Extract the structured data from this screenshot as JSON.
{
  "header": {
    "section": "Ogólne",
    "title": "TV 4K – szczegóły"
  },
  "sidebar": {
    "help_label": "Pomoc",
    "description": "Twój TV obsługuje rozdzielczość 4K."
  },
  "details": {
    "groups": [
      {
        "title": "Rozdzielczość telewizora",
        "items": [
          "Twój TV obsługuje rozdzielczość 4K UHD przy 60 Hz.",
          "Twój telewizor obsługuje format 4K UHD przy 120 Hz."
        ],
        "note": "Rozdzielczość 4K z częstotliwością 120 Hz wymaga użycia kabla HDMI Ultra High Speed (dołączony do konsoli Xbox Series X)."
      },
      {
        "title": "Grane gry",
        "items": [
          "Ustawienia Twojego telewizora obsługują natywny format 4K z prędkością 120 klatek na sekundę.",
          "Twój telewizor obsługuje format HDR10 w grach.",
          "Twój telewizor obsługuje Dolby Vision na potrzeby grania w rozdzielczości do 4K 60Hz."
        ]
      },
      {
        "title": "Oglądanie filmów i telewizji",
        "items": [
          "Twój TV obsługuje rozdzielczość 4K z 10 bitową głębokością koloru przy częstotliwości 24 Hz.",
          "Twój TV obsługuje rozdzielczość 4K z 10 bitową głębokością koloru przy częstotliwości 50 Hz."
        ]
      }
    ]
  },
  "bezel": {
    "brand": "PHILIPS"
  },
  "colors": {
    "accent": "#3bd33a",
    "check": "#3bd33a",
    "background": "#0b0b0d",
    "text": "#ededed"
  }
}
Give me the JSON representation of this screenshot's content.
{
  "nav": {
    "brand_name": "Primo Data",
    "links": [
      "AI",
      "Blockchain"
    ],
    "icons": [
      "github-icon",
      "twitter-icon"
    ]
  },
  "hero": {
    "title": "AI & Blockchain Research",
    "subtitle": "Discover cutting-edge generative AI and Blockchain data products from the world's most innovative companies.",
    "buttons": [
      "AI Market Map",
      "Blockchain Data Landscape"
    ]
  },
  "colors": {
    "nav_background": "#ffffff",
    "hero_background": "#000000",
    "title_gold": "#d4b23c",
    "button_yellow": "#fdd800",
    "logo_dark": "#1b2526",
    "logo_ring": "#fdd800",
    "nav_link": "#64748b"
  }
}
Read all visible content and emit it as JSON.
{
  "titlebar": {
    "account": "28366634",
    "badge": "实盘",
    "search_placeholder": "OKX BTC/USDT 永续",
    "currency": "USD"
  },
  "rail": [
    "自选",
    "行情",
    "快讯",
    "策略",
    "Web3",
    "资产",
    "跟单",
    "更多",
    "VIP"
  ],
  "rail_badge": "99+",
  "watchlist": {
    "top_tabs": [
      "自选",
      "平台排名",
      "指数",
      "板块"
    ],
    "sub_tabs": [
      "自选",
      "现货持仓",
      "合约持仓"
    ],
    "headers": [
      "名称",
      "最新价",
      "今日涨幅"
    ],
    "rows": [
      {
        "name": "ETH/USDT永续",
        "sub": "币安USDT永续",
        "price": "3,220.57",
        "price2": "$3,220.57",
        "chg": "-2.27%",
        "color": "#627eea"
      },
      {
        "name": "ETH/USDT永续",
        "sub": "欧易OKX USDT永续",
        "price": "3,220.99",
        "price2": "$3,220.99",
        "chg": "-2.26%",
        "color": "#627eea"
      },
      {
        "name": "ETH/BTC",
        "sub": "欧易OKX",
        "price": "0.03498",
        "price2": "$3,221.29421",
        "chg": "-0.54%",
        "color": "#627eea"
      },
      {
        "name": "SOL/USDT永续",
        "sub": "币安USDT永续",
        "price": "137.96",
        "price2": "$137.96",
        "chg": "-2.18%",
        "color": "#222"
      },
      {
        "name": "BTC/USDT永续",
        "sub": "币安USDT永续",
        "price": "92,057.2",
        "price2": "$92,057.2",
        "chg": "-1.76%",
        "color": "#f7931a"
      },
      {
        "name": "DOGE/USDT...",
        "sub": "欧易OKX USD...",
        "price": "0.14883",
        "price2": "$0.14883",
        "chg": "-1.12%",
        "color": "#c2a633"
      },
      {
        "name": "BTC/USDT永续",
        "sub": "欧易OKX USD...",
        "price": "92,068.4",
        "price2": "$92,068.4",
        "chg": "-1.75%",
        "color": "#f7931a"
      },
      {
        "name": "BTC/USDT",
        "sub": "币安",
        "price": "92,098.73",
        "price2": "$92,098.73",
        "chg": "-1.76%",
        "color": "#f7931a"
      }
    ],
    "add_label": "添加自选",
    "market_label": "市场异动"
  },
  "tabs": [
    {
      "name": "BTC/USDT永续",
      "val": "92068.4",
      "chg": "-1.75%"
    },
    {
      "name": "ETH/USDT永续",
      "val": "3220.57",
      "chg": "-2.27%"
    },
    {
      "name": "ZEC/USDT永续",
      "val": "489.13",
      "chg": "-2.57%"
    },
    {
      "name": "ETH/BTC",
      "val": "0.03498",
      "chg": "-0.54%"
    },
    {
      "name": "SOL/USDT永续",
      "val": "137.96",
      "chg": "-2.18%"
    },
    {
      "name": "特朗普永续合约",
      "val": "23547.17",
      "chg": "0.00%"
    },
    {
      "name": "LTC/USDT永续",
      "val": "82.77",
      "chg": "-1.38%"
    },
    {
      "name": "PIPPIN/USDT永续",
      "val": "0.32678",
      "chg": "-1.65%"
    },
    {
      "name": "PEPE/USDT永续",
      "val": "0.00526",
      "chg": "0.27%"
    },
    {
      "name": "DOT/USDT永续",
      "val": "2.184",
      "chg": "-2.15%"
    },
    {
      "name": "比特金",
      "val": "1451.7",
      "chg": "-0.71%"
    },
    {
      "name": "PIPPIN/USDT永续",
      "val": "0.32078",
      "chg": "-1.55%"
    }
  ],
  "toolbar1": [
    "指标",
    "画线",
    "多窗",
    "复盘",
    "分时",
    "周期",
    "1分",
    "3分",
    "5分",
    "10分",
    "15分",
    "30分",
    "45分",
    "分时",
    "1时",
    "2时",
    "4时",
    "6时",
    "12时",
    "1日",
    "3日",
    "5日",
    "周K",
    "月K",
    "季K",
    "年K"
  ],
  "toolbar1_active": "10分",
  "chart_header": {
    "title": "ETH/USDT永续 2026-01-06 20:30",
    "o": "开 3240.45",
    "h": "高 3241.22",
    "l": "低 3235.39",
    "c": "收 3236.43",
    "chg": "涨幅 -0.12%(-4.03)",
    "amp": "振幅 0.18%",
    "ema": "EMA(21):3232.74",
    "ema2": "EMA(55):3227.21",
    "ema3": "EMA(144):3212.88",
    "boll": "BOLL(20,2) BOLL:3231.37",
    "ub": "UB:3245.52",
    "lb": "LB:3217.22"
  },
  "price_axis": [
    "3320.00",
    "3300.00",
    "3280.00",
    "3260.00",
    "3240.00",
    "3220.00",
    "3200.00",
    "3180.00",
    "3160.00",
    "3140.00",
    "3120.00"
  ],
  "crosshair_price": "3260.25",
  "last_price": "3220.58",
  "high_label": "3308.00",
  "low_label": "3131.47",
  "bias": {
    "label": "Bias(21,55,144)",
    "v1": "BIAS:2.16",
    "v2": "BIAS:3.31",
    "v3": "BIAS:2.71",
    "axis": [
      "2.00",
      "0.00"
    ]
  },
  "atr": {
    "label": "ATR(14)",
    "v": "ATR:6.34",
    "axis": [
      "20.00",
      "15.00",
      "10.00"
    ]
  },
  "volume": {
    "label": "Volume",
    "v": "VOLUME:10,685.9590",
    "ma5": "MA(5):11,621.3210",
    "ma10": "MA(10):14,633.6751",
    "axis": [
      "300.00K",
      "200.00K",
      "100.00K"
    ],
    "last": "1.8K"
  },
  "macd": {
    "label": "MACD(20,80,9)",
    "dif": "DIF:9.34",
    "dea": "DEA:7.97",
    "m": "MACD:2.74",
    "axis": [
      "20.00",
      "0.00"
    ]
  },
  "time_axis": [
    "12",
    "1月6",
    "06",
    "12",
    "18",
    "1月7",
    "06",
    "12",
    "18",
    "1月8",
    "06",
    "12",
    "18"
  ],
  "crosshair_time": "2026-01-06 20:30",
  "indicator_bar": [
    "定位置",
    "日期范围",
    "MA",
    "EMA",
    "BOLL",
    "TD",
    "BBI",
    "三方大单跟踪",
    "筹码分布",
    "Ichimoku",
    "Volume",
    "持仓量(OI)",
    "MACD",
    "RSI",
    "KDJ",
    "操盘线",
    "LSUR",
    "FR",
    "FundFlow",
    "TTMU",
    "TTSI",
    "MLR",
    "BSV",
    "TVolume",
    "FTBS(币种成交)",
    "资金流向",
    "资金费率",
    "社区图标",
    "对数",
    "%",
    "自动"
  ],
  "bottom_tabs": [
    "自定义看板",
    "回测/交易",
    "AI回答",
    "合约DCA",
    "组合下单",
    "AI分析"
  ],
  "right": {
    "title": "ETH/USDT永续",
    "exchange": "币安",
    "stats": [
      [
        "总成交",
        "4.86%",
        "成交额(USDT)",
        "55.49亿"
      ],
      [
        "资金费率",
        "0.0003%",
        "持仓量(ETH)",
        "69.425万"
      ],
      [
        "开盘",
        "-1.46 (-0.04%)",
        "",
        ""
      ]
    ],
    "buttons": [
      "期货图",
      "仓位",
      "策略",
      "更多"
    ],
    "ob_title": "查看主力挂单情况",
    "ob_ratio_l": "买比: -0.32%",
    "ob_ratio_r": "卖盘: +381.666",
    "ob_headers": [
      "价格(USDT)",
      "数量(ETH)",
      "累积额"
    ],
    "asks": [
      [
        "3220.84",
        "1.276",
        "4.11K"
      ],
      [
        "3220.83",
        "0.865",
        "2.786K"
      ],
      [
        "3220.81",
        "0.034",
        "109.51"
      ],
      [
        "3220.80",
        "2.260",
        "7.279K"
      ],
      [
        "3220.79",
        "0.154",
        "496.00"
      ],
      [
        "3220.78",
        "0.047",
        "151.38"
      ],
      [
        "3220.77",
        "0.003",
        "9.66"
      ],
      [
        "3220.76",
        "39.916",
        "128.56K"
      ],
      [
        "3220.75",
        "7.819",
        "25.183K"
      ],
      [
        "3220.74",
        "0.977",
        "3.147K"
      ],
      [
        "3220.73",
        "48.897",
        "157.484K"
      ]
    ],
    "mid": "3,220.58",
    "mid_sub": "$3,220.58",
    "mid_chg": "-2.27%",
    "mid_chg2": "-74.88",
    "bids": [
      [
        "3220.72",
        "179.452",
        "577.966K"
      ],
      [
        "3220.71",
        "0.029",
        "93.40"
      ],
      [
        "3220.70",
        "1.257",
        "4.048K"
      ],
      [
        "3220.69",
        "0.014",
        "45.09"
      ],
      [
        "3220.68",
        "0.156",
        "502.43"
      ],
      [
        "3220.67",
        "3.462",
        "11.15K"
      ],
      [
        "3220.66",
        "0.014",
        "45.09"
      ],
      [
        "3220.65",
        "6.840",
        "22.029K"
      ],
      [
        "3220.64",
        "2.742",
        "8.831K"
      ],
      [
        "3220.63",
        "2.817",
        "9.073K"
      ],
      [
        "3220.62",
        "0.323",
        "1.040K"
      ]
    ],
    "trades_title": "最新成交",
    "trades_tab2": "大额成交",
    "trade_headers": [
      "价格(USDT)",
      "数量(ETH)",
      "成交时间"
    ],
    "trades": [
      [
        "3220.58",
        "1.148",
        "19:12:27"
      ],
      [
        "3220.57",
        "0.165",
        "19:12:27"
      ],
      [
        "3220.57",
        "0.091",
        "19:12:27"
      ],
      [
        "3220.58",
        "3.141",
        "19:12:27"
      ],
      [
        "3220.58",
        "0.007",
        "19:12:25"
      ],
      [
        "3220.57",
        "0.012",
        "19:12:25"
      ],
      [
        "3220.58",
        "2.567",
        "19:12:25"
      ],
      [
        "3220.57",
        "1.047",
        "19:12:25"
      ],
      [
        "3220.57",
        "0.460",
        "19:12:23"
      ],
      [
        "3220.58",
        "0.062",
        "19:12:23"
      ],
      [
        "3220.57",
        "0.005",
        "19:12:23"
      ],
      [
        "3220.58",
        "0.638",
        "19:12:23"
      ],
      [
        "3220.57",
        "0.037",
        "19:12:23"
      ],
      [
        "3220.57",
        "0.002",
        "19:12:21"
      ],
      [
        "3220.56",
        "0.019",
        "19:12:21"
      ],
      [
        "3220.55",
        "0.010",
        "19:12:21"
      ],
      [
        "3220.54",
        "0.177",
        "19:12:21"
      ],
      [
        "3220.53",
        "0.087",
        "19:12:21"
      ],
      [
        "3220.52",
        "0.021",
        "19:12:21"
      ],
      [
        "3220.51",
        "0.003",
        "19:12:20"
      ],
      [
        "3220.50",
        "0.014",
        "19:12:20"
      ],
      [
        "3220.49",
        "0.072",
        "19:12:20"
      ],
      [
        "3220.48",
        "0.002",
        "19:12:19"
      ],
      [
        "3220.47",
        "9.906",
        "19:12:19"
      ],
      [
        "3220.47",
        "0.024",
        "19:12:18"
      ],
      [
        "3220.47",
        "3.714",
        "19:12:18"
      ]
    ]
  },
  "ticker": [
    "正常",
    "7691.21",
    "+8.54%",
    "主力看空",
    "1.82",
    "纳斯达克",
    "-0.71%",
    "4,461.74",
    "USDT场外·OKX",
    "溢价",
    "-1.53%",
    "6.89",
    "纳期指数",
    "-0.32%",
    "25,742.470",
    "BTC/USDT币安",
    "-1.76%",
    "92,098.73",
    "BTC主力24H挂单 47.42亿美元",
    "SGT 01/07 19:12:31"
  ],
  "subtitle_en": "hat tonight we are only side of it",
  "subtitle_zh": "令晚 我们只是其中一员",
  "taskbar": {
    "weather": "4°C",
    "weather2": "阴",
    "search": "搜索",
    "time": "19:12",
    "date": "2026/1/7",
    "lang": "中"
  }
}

□ □ □ □ □

- GIVEN PROBLEM:
Search the records above for the string "content". Copy every line that contains it.

- COMPLETE RESPONSE:
Give me the JSON representation of this screenshot's content.
Read all visible content and emit it as JSON.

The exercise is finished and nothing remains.